-------- DATA SHOWN

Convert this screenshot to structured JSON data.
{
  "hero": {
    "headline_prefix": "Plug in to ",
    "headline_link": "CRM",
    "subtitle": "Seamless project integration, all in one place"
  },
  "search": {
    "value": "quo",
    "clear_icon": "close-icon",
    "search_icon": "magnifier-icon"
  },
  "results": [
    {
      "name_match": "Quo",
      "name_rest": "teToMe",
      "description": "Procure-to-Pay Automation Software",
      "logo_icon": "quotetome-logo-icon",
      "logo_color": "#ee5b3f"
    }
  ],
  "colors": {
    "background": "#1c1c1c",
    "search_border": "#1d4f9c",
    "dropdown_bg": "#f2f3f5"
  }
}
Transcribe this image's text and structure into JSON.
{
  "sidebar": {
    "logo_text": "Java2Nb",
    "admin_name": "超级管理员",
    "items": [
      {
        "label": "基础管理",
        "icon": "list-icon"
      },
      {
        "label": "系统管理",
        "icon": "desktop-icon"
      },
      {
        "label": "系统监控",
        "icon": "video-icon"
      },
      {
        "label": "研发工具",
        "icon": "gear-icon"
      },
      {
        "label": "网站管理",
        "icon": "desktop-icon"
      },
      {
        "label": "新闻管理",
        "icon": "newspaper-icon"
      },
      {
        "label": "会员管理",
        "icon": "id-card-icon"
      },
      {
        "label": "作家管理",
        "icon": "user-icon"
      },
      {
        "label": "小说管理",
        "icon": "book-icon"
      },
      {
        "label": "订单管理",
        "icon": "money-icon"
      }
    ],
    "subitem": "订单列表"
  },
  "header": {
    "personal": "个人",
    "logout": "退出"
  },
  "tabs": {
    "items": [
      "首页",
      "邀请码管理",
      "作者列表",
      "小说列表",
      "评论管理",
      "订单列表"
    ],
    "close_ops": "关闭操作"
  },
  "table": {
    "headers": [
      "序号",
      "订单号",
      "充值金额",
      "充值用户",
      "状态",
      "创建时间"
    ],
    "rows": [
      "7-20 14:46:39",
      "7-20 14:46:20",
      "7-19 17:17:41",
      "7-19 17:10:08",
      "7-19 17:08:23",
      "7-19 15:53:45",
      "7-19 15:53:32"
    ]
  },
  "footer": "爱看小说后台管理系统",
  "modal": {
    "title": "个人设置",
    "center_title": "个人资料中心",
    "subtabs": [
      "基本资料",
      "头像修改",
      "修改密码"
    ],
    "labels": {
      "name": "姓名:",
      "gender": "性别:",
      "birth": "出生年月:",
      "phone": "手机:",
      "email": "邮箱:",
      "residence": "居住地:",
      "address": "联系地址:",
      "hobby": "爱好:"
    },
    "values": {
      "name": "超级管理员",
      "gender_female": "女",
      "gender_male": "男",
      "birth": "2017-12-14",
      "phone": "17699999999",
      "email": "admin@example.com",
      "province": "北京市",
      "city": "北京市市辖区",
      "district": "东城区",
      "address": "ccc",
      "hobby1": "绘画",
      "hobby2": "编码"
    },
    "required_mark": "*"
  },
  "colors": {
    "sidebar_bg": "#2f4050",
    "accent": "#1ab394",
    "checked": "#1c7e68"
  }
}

----------------

THE EXERCISE:
Quote all the records. Keep every word exact.

ANSWER TO THIS PROBLEM:
Convert this screenshot to structured JSON data.
{
  "hero": {
    "headline_prefix": "Plug in to ",
    "headline_link": "CRM",
    "subtitle": "Seamless project integration, all in one place"
  },
  "search": {
    "value": "quo",
    "clear_icon": "close-icon",
    "search_icon": "magnifier-icon"
  },
  "results": [
    {
      "name_match": "Quo",
      "name_rest": "teToMe",
      "description": "Procure-to-Pay Automation Software",
      "logo_icon": "quotetome-logo-icon",
      "logo_color": "#ee5b3f"
    }
  ],
  "colors": {
    "background": "#1c1c1c",
    "search_border": "#1d4f9c",
    "dropdown_bg": "#f2f3f5"
  }
}
Transcribe this image's text and structure into JSON.
{
  "sidebar": {
    "logo_text": "Java2Nb",
    "admin_name": "超级管理员",
    "items": [
      {
        "label": "基础管理",
        "icon": "list-icon"
      },
      {
        "label": "系统管理",
        "icon": "desktop-icon"
      },
      {
        "label": "系统监控",
        "icon": "video-icon"
      },
      {
        "label": "研发工具",
        "icon": "gear-icon"
      },
      {
        "label": "网站管理",
        "icon": "desktop-icon"
      },
      {
        "label": "新闻管理",
        "icon": "newspaper-icon"
      },
      {
        "label": "会员管理",
        "icon": "id-card-icon"
      },
      {
        "label": "作家管理",
        "icon": "user-icon"
      },
      {
        "label": "小说管理",
        "icon": "book-icon"
      },
      {
        "label": "订单管理",
        "icon": "money-icon"
      }
    ],
    "subitem": "订单列表"
  },
  "header": {
    "personal": "个人",
    "logout": "退出"
  },
  "tabs": {
    "items": [
      "首页",
      "邀请码管理",
      "作者列表",
      "小说列表",
      "评论管理",
      "订单列表"
    ],
    "close_ops": "关闭操作"
  },
  "table": {
    "headers": [
      "序号",
      "订单号",
      "充值金额",
      "充值用户",
      "状态",
      "创建时间"
    ],
    "rows": [
      "7-20 14:46:39",
      "7-20 14:46:20",
      "7-19 17:17:41",
      "7-19 17:10:08",
      "7-19 17:08:23",
      "7-19 15:53:45",
      "7-19 15:53:32"
    ]
  },
  "footer": "爱看小说后台管理系统",
  "modal": {
    "title": "个人设置",
    "center_title": "个人资料中心",
    "subtabs": [
      "基本资料",
      "头像修改",
      "修改密码"
    ],
    "labels": {
      "name": "姓名:",
      "gender": "性别:",
      "birth": "出生年月:",
      "phone": "手机:",
      "email": "邮箱:",
      "residence": "居住地:",
      "address": "联系地址:",
      "hobby": "爱好:"
    },
    "values": {
      "name": "超级管理员",
      "gender_female": "女",
      "gender_male": "男",
      "birth": "2017-12-14",
      "phone": "17699999999",
      "email": "admin@example.com",
      "province": "北京市",
      "city": "北京市市辖区",
      "district": "东城区",
      "address": "ccc",
      "hobby1": "绘画",
      "hobby2": "编码"
    },
    "required_mark": "*"
  },
  "colors": {
    "sidebar_bg": "#2f4050",
    "accent": "#1ab394",
    "checked": "#1c7e68"
  }
}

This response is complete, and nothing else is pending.